### EXERCISE:
Retype the whole listing verbatim and keep the pictures out of it.

<<<<

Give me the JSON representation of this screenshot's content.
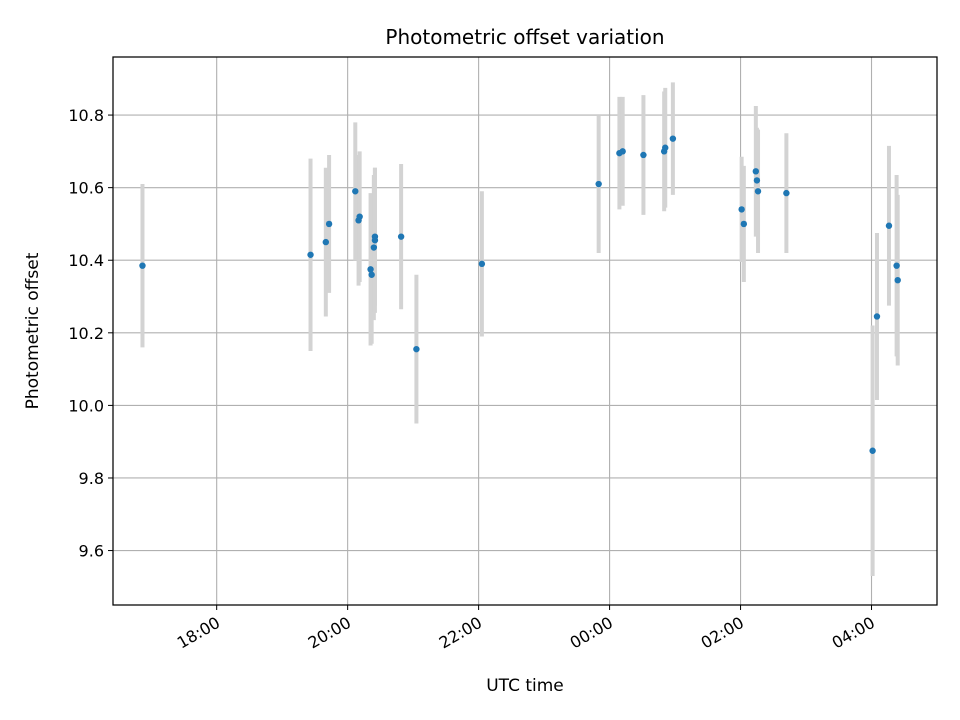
{
  "chart_data": {
    "type": "scatter",
    "title": "Photometric offset variation",
    "xlabel": "UTC time",
    "ylabel": "Photometric offset",
    "x_axis": {
      "type": "time",
      "range": [
        "16:25",
        "05:00"
      ]
    },
    "ylim": [
      9.45,
      10.96
    ],
    "x_ticks": [
      "18:00",
      "20:00",
      "22:00",
      "00:00",
      "02:00",
      "04:00"
    ],
    "y_ticks": [
      "9.6",
      "9.8",
      "10.0",
      "10.2",
      "10.4",
      "10.6",
      "10.8"
    ],
    "grid": true,
    "colors": {
      "point": "#1f77b4",
      "errorbar": "#d3d3d3",
      "grid": "#b0b0b0"
    },
    "points": [
      {
        "t": "16:52",
        "y": 10.385,
        "err": 0.225
      },
      {
        "t": "19:26",
        "y": 10.415,
        "err": 0.265
      },
      {
        "t": "19:40",
        "y": 10.45,
        "err": 0.205
      },
      {
        "t": "19:43",
        "y": 10.5,
        "err": 0.19
      },
      {
        "t": "20:07",
        "y": 10.59,
        "err": 0.19
      },
      {
        "t": "20:10",
        "y": 10.51,
        "err": 0.18
      },
      {
        "t": "20:11",
        "y": 10.52,
        "err": 0.18
      },
      {
        "t": "20:21",
        "y": 10.375,
        "err": 0.21
      },
      {
        "t": "20:22",
        "y": 10.36,
        "err": 0.19
      },
      {
        "t": "20:24",
        "y": 10.435,
        "err": 0.2
      },
      {
        "t": "20:25",
        "y": 10.455,
        "err": 0.2
      },
      {
        "t": "20:25",
        "y": 10.465,
        "err": 0.19
      },
      {
        "t": "20:49",
        "y": 10.465,
        "err": 0.2
      },
      {
        "t": "21:03",
        "y": 10.155,
        "err": 0.205
      },
      {
        "t": "22:03",
        "y": 10.39,
        "err": 0.2
      },
      {
        "t": "23:50",
        "y": 10.61,
        "err": 0.19
      },
      {
        "t": "00:09",
        "y": 10.695,
        "err": 0.155
      },
      {
        "t": "00:12",
        "y": 10.7,
        "err": 0.15
      },
      {
        "t": "00:31",
        "y": 10.69,
        "err": 0.165
      },
      {
        "t": "00:50",
        "y": 10.7,
        "err": 0.165
      },
      {
        "t": "00:51",
        "y": 10.71,
        "err": 0.165
      },
      {
        "t": "00:58",
        "y": 10.735,
        "err": 0.155
      },
      {
        "t": "02:01",
        "y": 10.54,
        "err": 0.145
      },
      {
        "t": "02:03",
        "y": 10.5,
        "err": 0.16
      },
      {
        "t": "02:14",
        "y": 10.645,
        "err": 0.18
      },
      {
        "t": "02:15",
        "y": 10.62,
        "err": 0.145
      },
      {
        "t": "02:16",
        "y": 10.59,
        "err": 0.17
      },
      {
        "t": "02:42",
        "y": 10.585,
        "err": 0.165
      },
      {
        "t": "04:01",
        "y": 9.875,
        "err": 0.345
      },
      {
        "t": "04:05",
        "y": 10.245,
        "err": 0.23
      },
      {
        "t": "04:16",
        "y": 10.495,
        "err": 0.22
      },
      {
        "t": "04:23",
        "y": 10.385,
        "err": 0.25
      },
      {
        "t": "04:24",
        "y": 10.345,
        "err": 0.235
      }
    ]
  }
}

>>>>

### FULL RESPONSE:
Give me the JSON representation of this screenshot's content.
{
  "chart_data": {
    "type": "scatter",
    "title": "Photometric offset variation",
    "xlabel": "UTC time",
    "ylabel": "Photometric offset",
    "x_axis": {
      "type": "time",
      "range": [
        "16:25",
        "05:00"
      ]
    },
    "ylim": [
      9.45,
      10.96
    ],
    "x_ticks": [
      "18:00",
      "20:00",
      "22:00",
      "00:00",
      "02:00",
      "04:00"
    ],
    "y_ticks": [
      "9.6",
      "9.8",
      "10.0",
      "10.2",
      "10.4",
      "10.6",
      "10.8"
    ],
    "grid": true,
    "colors": {
      "point": "#1f77b4",
      "errorbar": "#d3d3d3",
      "grid": "#b0b0b0"
    },
    "points": [
      {
        "t": "16:52",
        "y": 10.385,
        "err": 0.225
      },
      {
        "t": "19:26",
        "y": 10.415,
        "err": 0.265
      },
      {
        "t": "19:40",
        "y": 10.45,
        "err": 0.205
      },
      {
        "t": "19:43",
        "y": 10.5,
        "err": 0.19
      },
      {
        "t": "20:07",
        "y": 10.59,
        "err": 0.19
      },
      {
        "t": "20:10",
        "y": 10.51,
        "err": 0.18
      },
      {
        "t": "20:11",
        "y": 10.52,
        "err": 0.18
      },
      {
        "t": "20:21",
        "y": 10.375,
        "err": 0.21
      },
      {
        "t": "20:22",
        "y": 10.36,
        "err": 0.19
      },
      {
        "t": "20:24",
        "y": 10.435,
        "err": 0.2
      },
      {
        "t": "20:25",
        "y": 10.455,
        "err": 0.2
      },
      {
        "t": "20:25",
        "y": 10.465,
        "err": 0.19
      },
      {
        "t": "20:49",
        "y": 10.465,
        "err": 0.2
      },
      {
        "t": "21:03",
        "y": 10.155,
        "err": 0.205
      },
      {
        "t": "22:03",
        "y": 10.39,
        "err": 0.2
      },
      {
        "t": "23:50",
        "y": 10.61,
        "err": 0.19
      },
      {
        "t": "00:09",
        "y": 10.695,
        "err": 0.155
      },
      {
        "t": "00:12",
        "y": 10.7,
        "err": 0.15
      },
      {
        "t": "00:31",
        "y": 10.69,
        "err": 0.165
      },
      {
        "t": "00:50",
        "y": 10.7,
        "err": 0.165
      },
      {
        "t": "00:51",
        "y": 10.71,
        "err": 0.165
      },
      {
        "t": "00:58",
        "y": 10.735,
        "err": 0.155
      },
      {
        "t": "02:01",
        "y": 10.54,
        "err": 0.145
      },
      {
        "t": "02:03",
        "y": 10.5,
        "err": 0.16
      },
      {
        "t": "02:14",
        "y": 10.645,
        "err": 0.18
      },
      {
        "t": "02:15",
        "y": 10.62,
        "err": 0.145
      },
      {
        "t": "02:16",
        "y": 10.59,
        "err": 0.17
      },
      {
        "t": "02:42",
        "y": 10.585,
        "err": 0.165
      },
      {
        "t": "04:01",
        "y": 9.875,
        "err": 0.345
      },
      {
        "t": "04:05",
        "y": 10.245,
        "err": 0.23
      },
      {
        "t": "04:16",
        "y": 10.495,
        "err": 0.22
      },
      {
        "t": "04:23",
        "y": 10.385,
        "err": 0.25
      },
      {
        "t": "04:24",
        "y": 10.345,
        "err": 0.235
      }
    ]
  }
}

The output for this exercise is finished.